▶ WRITTEN INSTRUCTION: Extract every line that includes the string "Gain".

=== DATASET RECORDS ===

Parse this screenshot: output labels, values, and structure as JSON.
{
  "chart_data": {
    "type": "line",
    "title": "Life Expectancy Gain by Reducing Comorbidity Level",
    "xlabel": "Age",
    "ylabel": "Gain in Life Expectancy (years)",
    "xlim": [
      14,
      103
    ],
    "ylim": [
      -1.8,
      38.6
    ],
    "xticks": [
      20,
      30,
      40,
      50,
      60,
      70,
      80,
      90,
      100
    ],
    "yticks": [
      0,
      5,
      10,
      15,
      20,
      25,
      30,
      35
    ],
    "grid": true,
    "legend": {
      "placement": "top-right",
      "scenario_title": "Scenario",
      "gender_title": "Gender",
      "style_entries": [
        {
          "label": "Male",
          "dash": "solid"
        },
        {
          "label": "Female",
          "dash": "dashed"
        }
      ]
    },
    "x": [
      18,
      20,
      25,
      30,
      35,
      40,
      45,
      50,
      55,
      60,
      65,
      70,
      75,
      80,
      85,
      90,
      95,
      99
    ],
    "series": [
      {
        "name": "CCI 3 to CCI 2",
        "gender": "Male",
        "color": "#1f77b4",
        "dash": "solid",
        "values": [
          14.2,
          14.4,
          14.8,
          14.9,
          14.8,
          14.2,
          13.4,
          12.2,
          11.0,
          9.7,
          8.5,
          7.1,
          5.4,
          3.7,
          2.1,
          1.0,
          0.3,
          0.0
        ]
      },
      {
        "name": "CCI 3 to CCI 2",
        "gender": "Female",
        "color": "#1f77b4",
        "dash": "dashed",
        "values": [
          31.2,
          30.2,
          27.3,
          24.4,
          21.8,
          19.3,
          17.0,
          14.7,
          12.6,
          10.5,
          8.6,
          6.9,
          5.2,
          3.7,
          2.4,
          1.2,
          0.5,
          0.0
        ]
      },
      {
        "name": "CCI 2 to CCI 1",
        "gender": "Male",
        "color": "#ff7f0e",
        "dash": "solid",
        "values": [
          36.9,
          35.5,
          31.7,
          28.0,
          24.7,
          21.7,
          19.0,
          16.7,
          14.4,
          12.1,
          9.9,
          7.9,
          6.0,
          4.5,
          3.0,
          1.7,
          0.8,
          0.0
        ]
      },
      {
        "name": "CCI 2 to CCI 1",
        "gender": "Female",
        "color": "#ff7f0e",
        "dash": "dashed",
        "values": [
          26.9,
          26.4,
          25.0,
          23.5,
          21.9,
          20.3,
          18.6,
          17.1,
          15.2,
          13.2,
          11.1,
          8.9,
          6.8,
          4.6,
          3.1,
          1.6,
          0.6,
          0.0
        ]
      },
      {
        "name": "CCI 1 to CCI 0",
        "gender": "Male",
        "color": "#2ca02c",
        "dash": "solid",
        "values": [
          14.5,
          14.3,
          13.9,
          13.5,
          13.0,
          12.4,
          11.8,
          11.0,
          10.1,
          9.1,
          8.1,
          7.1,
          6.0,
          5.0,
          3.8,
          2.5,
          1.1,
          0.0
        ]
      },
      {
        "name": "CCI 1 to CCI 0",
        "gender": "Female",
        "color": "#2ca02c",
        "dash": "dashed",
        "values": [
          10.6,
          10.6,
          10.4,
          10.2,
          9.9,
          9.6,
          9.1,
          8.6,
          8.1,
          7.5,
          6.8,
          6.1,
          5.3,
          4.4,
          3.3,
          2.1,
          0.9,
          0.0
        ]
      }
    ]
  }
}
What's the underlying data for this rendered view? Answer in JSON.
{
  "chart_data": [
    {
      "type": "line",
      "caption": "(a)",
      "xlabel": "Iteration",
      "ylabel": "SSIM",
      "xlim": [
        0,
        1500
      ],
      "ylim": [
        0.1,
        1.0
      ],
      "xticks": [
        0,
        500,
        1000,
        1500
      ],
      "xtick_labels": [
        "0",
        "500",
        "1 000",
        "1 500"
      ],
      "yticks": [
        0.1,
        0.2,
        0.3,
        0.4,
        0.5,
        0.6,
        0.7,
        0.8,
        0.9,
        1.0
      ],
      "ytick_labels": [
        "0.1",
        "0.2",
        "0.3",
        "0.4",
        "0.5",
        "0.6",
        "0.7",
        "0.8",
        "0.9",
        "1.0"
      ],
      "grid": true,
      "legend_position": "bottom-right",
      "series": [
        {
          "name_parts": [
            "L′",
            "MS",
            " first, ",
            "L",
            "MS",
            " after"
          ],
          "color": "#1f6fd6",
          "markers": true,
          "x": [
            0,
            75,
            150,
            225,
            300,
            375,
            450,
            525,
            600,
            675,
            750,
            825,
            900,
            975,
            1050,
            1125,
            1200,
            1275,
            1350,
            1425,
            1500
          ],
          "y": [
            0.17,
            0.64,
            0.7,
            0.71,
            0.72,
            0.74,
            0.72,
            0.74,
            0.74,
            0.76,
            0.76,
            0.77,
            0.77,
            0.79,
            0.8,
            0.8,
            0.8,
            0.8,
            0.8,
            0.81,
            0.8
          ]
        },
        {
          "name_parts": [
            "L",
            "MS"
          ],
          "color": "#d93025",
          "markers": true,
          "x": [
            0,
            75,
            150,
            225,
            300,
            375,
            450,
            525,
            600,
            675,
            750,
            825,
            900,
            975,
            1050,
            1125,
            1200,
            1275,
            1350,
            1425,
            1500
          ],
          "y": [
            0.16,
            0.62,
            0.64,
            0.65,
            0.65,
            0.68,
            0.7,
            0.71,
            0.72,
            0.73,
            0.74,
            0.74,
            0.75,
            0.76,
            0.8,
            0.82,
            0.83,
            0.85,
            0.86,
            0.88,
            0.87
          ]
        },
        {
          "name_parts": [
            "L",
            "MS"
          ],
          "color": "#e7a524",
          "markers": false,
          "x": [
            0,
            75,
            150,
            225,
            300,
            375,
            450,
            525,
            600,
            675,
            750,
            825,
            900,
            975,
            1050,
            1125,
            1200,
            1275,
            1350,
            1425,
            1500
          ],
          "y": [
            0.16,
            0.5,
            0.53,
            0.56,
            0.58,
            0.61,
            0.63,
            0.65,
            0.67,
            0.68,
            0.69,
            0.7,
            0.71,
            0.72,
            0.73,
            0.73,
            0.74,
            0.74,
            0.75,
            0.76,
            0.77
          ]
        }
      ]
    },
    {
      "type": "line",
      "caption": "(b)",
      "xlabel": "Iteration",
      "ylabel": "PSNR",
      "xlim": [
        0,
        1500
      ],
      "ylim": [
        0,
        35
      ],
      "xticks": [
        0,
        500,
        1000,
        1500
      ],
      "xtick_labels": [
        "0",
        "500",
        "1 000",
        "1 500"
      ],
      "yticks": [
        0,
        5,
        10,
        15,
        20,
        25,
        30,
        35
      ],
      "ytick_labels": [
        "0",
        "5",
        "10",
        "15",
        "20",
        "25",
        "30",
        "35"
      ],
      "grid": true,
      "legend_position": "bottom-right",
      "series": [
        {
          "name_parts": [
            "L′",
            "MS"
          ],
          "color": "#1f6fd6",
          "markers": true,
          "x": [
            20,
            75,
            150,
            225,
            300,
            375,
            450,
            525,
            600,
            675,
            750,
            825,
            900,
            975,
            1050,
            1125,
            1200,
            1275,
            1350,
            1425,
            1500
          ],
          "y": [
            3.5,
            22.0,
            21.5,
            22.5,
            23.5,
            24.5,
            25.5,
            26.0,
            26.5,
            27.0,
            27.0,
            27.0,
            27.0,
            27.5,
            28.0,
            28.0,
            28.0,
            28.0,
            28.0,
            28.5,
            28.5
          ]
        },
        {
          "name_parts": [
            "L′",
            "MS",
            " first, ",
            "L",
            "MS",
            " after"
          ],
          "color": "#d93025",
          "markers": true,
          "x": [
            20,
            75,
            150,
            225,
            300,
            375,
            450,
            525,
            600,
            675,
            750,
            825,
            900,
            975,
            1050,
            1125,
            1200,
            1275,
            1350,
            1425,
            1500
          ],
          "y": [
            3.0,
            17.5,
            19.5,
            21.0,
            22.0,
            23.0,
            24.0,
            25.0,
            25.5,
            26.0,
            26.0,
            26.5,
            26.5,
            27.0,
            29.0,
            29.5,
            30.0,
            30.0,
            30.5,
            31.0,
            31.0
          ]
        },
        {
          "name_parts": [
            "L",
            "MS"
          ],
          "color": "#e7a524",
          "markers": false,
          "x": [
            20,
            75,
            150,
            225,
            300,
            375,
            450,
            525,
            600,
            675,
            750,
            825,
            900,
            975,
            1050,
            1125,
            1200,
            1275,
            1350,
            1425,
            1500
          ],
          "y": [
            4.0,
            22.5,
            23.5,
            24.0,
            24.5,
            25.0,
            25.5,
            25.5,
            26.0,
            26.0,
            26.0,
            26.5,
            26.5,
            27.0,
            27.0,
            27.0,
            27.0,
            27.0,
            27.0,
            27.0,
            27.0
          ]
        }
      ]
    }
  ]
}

===

▶ EXERCISE SOLUTION:
    "title": "Life Expectancy Gain by Reducing Comorbidity Level",
    "ylabel": "Gain in Life Expectancy (years)",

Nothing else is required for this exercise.